** Start **
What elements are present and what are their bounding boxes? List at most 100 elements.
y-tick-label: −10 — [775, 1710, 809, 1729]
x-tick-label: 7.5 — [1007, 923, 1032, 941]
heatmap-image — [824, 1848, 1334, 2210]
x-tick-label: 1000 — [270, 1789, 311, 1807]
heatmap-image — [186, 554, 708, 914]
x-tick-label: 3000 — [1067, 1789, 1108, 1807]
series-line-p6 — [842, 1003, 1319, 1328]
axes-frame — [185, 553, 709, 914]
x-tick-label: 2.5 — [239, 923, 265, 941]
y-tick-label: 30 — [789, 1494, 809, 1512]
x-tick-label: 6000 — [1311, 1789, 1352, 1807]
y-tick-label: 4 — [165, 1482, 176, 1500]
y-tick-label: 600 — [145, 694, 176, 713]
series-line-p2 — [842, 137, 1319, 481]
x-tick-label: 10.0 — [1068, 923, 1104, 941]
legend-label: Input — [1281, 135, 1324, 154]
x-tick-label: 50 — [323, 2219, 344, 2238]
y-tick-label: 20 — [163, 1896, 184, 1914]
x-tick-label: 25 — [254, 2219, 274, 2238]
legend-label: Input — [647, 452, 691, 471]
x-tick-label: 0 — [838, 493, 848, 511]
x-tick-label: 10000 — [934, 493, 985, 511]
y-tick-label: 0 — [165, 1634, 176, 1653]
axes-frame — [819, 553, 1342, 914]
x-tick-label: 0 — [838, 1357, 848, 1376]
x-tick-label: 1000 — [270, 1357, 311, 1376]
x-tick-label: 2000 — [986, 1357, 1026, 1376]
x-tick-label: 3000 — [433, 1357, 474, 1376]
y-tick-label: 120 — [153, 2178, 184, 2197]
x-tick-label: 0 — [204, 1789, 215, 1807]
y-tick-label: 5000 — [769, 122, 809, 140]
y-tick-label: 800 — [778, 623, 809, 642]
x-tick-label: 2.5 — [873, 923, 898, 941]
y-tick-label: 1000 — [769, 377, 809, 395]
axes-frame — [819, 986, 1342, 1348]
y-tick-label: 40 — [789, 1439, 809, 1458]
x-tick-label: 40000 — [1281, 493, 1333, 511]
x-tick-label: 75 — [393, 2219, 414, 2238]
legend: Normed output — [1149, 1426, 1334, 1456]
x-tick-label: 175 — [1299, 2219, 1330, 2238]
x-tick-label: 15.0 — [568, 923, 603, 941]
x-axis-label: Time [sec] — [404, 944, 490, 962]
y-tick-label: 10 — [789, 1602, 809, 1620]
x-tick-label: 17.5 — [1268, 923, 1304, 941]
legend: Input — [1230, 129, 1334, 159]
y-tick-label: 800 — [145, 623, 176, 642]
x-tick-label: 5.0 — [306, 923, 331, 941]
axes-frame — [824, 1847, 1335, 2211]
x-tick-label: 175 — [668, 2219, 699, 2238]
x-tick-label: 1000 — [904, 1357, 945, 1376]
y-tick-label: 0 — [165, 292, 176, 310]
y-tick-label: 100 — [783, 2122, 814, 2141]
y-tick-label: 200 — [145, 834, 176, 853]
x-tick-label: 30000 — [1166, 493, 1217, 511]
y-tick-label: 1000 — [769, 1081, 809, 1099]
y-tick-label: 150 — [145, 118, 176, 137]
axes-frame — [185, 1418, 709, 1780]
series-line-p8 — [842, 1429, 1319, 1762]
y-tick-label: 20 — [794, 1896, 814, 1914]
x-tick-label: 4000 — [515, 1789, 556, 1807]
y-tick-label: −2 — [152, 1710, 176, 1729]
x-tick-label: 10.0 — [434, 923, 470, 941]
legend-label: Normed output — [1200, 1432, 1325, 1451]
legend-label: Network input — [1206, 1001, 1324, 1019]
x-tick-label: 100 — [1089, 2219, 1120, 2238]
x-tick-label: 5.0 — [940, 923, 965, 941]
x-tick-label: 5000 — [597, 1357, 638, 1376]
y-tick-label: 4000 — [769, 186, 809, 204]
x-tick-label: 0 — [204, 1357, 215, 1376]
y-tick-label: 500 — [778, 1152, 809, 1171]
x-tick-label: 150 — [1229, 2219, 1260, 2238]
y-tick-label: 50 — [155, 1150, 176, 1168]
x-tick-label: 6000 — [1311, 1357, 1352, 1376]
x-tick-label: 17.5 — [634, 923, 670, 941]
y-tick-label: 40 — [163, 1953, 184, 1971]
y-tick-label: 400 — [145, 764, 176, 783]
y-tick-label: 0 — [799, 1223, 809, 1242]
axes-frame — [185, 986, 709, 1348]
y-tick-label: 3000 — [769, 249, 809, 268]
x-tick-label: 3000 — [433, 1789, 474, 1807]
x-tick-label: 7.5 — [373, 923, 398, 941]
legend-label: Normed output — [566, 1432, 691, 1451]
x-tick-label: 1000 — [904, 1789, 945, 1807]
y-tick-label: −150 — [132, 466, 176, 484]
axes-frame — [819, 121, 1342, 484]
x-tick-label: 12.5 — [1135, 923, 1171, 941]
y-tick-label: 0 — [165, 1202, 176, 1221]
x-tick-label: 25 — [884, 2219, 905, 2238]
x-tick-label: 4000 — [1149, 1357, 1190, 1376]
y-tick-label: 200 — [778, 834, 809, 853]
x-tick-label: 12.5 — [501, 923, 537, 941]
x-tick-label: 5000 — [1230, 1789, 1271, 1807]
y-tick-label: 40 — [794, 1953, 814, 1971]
** End **
EXERCISE DIRECTIONS:
Rewrite the records above, putting "Normalized output" wherever "Normed output" appears and leaving everything else unchanged.

SOLUTION TO THIS PROBLEM:
What elements are present and what are their bounding boxes? List at most 100 elements.
y-tick-label: −10 — [775, 1710, 809, 1729]
x-tick-label: 7.5 — [1007, 923, 1032, 941]
heatmap-image — [824, 1848, 1334, 2210]
x-tick-label: 1000 — [270, 1789, 311, 1807]
heatmap-image — [186, 554, 708, 914]
x-tick-label: 3000 — [1067, 1789, 1108, 1807]
series-line-p6 — [842, 1003, 1319, 1328]
axes-frame — [185, 553, 709, 914]
x-tick-label: 2.5 — [239, 923, 265, 941]
y-tick-label: 30 — [789, 1494, 809, 1512]
x-tick-label: 6000 — [1311, 1789, 1352, 1807]
y-tick-label: 4 — [165, 1482, 176, 1500]
y-tick-label: 600 — [145, 694, 176, 713]
series-line-p2 — [842, 137, 1319, 481]
x-tick-label: 10.0 — [1068, 923, 1104, 941]
legend-label: Input — [1281, 135, 1324, 154]
x-tick-label: 50 — [323, 2219, 344, 2238]
y-tick-label: 20 — [163, 1896, 184, 1914]
x-tick-label: 25 — [254, 2219, 274, 2238]
legend-label: Input — [647, 452, 691, 471]
x-tick-label: 0 — [838, 493, 848, 511]
x-tick-label: 10000 — [934, 493, 985, 511]
y-tick-label: 0 — [165, 1634, 176, 1653]
axes-frame — [819, 553, 1342, 914]
x-tick-label: 0 — [838, 1357, 848, 1376]
x-tick-label: 1000 — [270, 1357, 311, 1376]
x-tick-label: 2000 — [986, 1357, 1026, 1376]
x-tick-label: 3000 — [433, 1357, 474, 1376]
y-tick-label: 120 — [153, 2178, 184, 2197]
x-tick-label: 0 — [204, 1789, 215, 1807]
y-tick-label: 5000 — [769, 122, 809, 140]
y-tick-label: 800 — [778, 623, 809, 642]
x-tick-label: 2.5 — [873, 923, 898, 941]
y-tick-label: 1000 — [769, 377, 809, 395]
axes-frame — [819, 986, 1342, 1348]
y-tick-label: 40 — [789, 1439, 809, 1458]
x-tick-label: 40000 — [1281, 493, 1333, 511]
x-tick-label: 75 — [393, 2219, 414, 2238]
legend: Normalized output — [1149, 1426, 1334, 1456]
x-tick-label: 175 — [1299, 2219, 1330, 2238]
x-tick-label: 15.0 — [568, 923, 603, 941]
x-axis-label: Time [sec] — [404, 944, 490, 962]
y-tick-label: 10 — [789, 1602, 809, 1620]
x-tick-label: 17.5 — [1268, 923, 1304, 941]
legend: Input — [1230, 129, 1334, 159]
y-tick-label: 800 — [145, 623, 176, 642]
x-tick-label: 5.0 — [306, 923, 331, 941]
axes-frame — [824, 1847, 1335, 2211]
x-tick-label: 175 — [668, 2219, 699, 2238]
x-tick-label: 1000 — [904, 1357, 945, 1376]
y-tick-label: 0 — [165, 292, 176, 310]
y-tick-label: 100 — [783, 2122, 814, 2141]
y-tick-label: 200 — [145, 834, 176, 853]
x-tick-label: 30000 — [1166, 493, 1217, 511]
y-tick-label: 1000 — [769, 1081, 809, 1099]
y-tick-label: 150 — [145, 118, 176, 137]
axes-frame — [185, 1418, 709, 1780]
series-line-p8 — [842, 1429, 1319, 1762]
y-tick-label: 20 — [794, 1896, 814, 1914]
x-tick-label: 4000 — [515, 1789, 556, 1807]
y-tick-label: −2 — [152, 1710, 176, 1729]
x-tick-label: 10.0 — [434, 923, 470, 941]
legend-label: Normalized output — [1200, 1432, 1325, 1451]
legend-label: Network input — [1206, 1001, 1324, 1019]
x-tick-label: 100 — [1089, 2219, 1120, 2238]
x-tick-label: 5.0 — [940, 923, 965, 941]
x-tick-label: 5000 — [597, 1357, 638, 1376]
y-tick-label: 4000 — [769, 186, 809, 204]
x-tick-label: 0 — [204, 1357, 215, 1376]
y-tick-label: 500 — [778, 1152, 809, 1171]
x-tick-label: 150 — [1229, 2219, 1260, 2238]
y-tick-label: 50 — [155, 1150, 176, 1168]
x-tick-label: 6000 — [1311, 1357, 1352, 1376]
x-tick-label: 17.5 — [634, 923, 670, 941]
y-tick-label: 40 — [163, 1953, 184, 1971]
y-tick-label: 400 — [145, 764, 176, 783]
y-tick-label: 0 — [799, 1223, 809, 1242]
axes-frame — [185, 986, 709, 1348]
y-tick-label: 3000 — [769, 249, 809, 268]
x-tick-label: 3000 — [433, 1789, 474, 1807]
x-tick-label: 7.5 — [373, 923, 398, 941]
legend-label: Normalized output — [566, 1432, 691, 1451]
x-tick-label: 1000 — [904, 1789, 945, 1807]
y-tick-label: −150 — [132, 466, 176, 484]
axes-frame — [819, 121, 1342, 484]
x-tick-label: 12.5 — [1135, 923, 1171, 941]
y-tick-label: 0 — [165, 1202, 176, 1221]
x-tick-label: 25 — [884, 2219, 905, 2238]
x-tick-label: 4000 — [1149, 1357, 1190, 1376]
y-tick-label: 200 — [778, 834, 809, 853]
x-tick-label: 12.5 — [501, 923, 537, 941]
x-tick-label: 5000 — [1230, 1789, 1271, 1807]
y-tick-label: 40 — [794, 1953, 814, 1971]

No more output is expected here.